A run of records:
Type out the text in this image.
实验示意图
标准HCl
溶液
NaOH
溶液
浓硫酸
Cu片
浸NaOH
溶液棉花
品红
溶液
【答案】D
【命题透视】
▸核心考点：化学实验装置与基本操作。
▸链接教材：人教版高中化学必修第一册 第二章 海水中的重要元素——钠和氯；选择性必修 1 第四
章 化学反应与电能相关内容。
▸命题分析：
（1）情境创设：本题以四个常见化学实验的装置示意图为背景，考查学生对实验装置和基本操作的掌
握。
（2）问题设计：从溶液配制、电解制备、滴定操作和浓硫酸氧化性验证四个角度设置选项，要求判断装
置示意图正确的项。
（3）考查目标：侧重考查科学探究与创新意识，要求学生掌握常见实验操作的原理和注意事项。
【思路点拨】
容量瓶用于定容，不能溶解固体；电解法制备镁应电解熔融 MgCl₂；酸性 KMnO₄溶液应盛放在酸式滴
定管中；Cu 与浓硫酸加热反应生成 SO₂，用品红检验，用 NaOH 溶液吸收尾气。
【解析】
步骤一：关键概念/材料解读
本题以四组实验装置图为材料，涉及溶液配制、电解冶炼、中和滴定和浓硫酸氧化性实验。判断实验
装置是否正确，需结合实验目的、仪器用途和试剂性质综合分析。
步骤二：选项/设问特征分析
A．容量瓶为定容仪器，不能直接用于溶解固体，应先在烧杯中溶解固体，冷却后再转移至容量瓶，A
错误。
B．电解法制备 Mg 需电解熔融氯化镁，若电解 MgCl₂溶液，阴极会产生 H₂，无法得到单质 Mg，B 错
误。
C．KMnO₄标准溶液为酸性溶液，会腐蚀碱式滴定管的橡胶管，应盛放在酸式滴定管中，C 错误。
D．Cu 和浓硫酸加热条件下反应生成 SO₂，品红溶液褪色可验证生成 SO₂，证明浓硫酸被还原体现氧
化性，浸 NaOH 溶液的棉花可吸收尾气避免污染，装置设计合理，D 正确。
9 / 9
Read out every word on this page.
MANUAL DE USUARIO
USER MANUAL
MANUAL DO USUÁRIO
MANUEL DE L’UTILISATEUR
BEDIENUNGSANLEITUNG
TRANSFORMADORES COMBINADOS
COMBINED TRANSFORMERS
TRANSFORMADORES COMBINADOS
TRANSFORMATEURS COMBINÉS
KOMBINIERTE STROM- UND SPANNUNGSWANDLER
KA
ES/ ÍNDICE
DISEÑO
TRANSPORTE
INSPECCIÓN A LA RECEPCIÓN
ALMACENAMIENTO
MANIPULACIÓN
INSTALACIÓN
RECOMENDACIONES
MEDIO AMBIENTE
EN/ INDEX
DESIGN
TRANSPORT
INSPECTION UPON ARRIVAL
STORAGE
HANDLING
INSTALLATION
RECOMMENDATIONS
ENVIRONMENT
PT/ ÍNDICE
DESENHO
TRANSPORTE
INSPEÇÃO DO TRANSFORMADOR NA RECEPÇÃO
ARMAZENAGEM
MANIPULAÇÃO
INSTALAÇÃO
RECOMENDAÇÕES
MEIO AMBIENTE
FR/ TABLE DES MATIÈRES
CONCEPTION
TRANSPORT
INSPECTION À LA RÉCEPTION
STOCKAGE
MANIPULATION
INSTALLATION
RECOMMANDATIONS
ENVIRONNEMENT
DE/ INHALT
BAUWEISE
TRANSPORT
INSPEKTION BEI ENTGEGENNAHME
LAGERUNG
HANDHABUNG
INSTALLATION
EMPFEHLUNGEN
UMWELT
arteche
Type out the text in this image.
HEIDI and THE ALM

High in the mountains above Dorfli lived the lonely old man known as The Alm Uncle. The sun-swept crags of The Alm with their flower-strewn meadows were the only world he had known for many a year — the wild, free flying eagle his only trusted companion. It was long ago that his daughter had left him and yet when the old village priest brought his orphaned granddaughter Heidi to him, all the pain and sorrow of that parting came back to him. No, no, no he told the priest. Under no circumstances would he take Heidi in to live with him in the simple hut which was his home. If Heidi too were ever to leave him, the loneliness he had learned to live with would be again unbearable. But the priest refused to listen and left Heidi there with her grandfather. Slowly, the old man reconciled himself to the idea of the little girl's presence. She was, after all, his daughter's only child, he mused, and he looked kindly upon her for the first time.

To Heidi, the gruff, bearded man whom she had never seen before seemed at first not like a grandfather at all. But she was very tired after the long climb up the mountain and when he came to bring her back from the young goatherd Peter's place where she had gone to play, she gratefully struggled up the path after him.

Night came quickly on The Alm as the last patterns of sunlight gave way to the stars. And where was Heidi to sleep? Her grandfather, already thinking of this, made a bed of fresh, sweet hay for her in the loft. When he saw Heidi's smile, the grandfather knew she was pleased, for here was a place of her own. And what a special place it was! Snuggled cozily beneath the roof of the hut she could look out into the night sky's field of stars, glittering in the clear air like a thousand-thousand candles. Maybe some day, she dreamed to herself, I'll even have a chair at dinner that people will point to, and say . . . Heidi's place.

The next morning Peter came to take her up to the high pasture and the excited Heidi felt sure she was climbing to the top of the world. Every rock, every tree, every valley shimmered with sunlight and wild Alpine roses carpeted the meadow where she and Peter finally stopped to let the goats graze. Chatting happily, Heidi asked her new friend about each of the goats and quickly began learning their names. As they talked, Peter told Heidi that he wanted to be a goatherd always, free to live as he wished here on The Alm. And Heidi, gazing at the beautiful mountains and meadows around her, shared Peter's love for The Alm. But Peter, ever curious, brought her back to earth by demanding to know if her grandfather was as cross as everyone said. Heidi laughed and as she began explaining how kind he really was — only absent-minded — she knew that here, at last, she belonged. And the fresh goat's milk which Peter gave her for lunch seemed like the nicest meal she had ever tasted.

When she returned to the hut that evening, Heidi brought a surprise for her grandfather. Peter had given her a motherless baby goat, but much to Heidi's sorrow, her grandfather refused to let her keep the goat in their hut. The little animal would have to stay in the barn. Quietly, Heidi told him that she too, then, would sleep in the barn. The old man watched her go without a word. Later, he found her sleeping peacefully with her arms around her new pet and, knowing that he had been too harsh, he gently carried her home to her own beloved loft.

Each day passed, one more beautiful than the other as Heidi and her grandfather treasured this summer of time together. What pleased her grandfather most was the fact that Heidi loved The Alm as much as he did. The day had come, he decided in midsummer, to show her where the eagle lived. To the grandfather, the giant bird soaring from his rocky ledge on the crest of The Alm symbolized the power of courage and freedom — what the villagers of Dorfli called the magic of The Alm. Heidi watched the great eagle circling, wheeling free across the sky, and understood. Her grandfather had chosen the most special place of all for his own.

◆ The task:
Every entry should be printed again exactly as it stands.

◆ Reply:
Type out the text in this image.
实验示意图
标准HCl
溶液
NaOH
溶液
浓硫酸
Cu片
浸NaOH
溶液棉花
品红
溶液
【答案】D
【命题透视】
▸核心考点：化学实验装置与基本操作。
▸链接教材：人教版高中化学必修第一册 第二章 海水中的重要元素——钠和氯；选择性必修 1 第四
章 化学反应与电能相关内容。
▸命题分析：
（1）情境创设：本题以四个常见化学实验的装置示意图为背景，考查学生对实验装置和基本操作的掌
握。
（2）问题设计：从溶液配制、电解制备、滴定操作和浓硫酸氧化性验证四个角度设置选项，要求判断装
置示意图正确的项。
（3）考查目标：侧重考查科学探究与创新意识，要求学生掌握常见实验操作的原理和注意事项。
【思路点拨】
容量瓶用于定容，不能溶解固体；电解法制备镁应电解熔融 MgCl₂；酸性 KMnO₄溶液应盛放在酸式滴
定管中；Cu 与浓硫酸加热反应生成 SO₂，用品红检验，用 NaOH 溶液吸收尾气。
【解析】
步骤一：关键概念/材料解读
本题以四组实验装置图为材料，涉及溶液配制、电解冶炼、中和滴定和浓硫酸氧化性实验。判断实验
装置是否正确，需结合实验目的、仪器用途和试剂性质综合分析。
步骤二：选项/设问特征分析
A．容量瓶为定容仪器，不能直接用于溶解固体，应先在烧杯中溶解固体，冷却后再转移至容量瓶，A
错误。
B．电解法制备 Mg 需电解熔融氯化镁，若电解 MgCl₂溶液，阴极会产生 H₂，无法得到单质 Mg，B 错
误。
C．KMnO₄标准溶液为酸性溶液，会腐蚀碱式滴定管的橡胶管，应盛放在酸式滴定管中，C 错误。
D．Cu 和浓硫酸加热条件下反应生成 SO₂，品红溶液褪色可验证生成 SO₂，证明浓硫酸被还原体现氧
化性，浸 NaOH 溶液的棉花可吸收尾气避免污染，装置设计合理，D 正确。
9 / 9
Read out every word on this page.
MANUAL DE USUARIO
USER MANUAL
MANUAL DO USUÁRIO
MANUEL DE L’UTILISATEUR
BEDIENUNGSANLEITUNG
TRANSFORMADORES COMBINADOS
COMBINED TRANSFORMERS
TRANSFORMADORES COMBINADOS
TRANSFORMATEURS COMBINÉS
KOMBINIERTE STROM- UND SPANNUNGSWANDLER
KA
ES/ ÍNDICE
DISEÑO
TRANSPORTE
INSPECCIÓN A LA RECEPCIÓN
ALMACENAMIENTO
MANIPULACIÓN
INSTALACIÓN
RECOMENDACIONES
MEDIO AMBIENTE
EN/ INDEX
DESIGN
TRANSPORT
INSPECTION UPON ARRIVAL
STORAGE
HANDLING
INSTALLATION
RECOMMENDATIONS
ENVIRONMENT
PT/ ÍNDICE
DESENHO
TRANSPORTE
INSPEÇÃO DO TRANSFORMADOR NA RECEPÇÃO
ARMAZENAGEM
MANIPULAÇÃO
INSTALAÇÃO
RECOMENDAÇÕES
MEIO AMBIENTE
FR/ TABLE DES MATIÈRES
CONCEPTION
TRANSPORT
INSPECTION À LA RÉCEPTION
STOCKAGE
MANIPULATION
INSTALLATION
RECOMMANDATIONS
ENVIRONNEMENT
DE/ INHALT
BAUWEISE
TRANSPORT
INSPEKTION BEI ENTGEGENNAHME
LAGERUNG
HANDHABUNG
INSTALLATION
EMPFEHLUNGEN
UMWELT
arteche
Type out the text in this image.
HEIDI and THE ALM

High in the mountains above Dorfli lived the lonely old man known as The Alm Uncle. The sun-swept crags of The Alm with their flower-strewn meadows were the only world he had known for many a year — the wild, free flying eagle his only trusted companion. It was long ago that his daughter had left him and yet when the old village priest brought his orphaned granddaughter Heidi to him, all the pain and sorrow of that parting came back to him. No, no, no he told the priest. Under no circumstances would he take Heidi in to live with him in the simple hut which was his home. If Heidi too were ever to leave him, the loneliness he had learned to live with would be again unbearable. But the priest refused to listen and left Heidi there with her grandfather. Slowly, the old man reconciled himself to the idea of the little girl's presence. She was, after all, his daughter's only child, he mused, and he looked kindly upon her for the first time.

To Heidi, the gruff, bearded man whom she had never seen before seemed at first not like a grandfather at all. But she was very tired after the long climb up the mountain and when he came to bring her back from the young goatherd Peter's place where she had gone to play, she gratefully struggled up the path after him.

Night came quickly on The Alm as the last patterns of sunlight gave way to the stars. And where was Heidi to sleep? Her grandfather, already thinking of this, made a bed of fresh, sweet hay for her in the loft. When he saw Heidi's smile, the grandfather knew she was pleased, for here was a place of her own. And what a special place it was! Snuggled cozily beneath the roof of the hut she could look out into the night sky's field of stars, glittering in the clear air like a thousand-thousand candles. Maybe some day, she dreamed to herself, I'll even have a chair at dinner that people will point to, and say . . . Heidi's place.

The next morning Peter came to take her up to the high pasture and the excited Heidi felt sure she was climbing to the top of the world. Every rock, every tree, every valley shimmered with sunlight and wild Alpine roses carpeted the meadow where she and Peter finally stopped to let the goats graze. Chatting happily, Heidi asked her new friend about each of the goats and quickly began learning their names. As they talked, Peter told Heidi that he wanted to be a goatherd always, free to live as he wished here on The Alm. And Heidi, gazing at the beautiful mountains and meadows around her, shared Peter's love for The Alm. But Peter, ever curious, brought her back to earth by demanding to know if her grandfather was as cross as everyone said. Heidi laughed and as she began explaining how kind he really was — only absent-minded — she knew that here, at last, she belonged. And the fresh goat's milk which Peter gave her for lunch seemed like the nicest meal she had ever tasted.

When she returned to the hut that evening, Heidi brought a surprise for her grandfather. Peter had given her a motherless baby goat, but much to Heidi's sorrow, her grandfather refused to let her keep the goat in their hut. The little animal would have to stay in the barn. Quietly, Heidi told him that she too, then, would sleep in the barn. The old man watched her go without a word. Later, he found her sleeping peacefully with her arms around her new pet and, knowing that he had been too harsh, he gently carried her home to her own beloved loft.

Each day passed, one more beautiful than the other as Heidi and her grandfather treasured this summer of time together. What pleased her grandfather most was the fact that Heidi loved The Alm as much as he did. The day had come, he decided in midsummer, to show her where the eagle lived. To the grandfather, the giant bird soaring from his rocky ledge on the crest of The Alm symbolized the power of courage and freedom — what the villagers of Dorfli called the magic of The Alm. Heidi watched the great eagle circling, wheeling free across the sky, and understood. Her grandfather had chosen the most special place of all for his own.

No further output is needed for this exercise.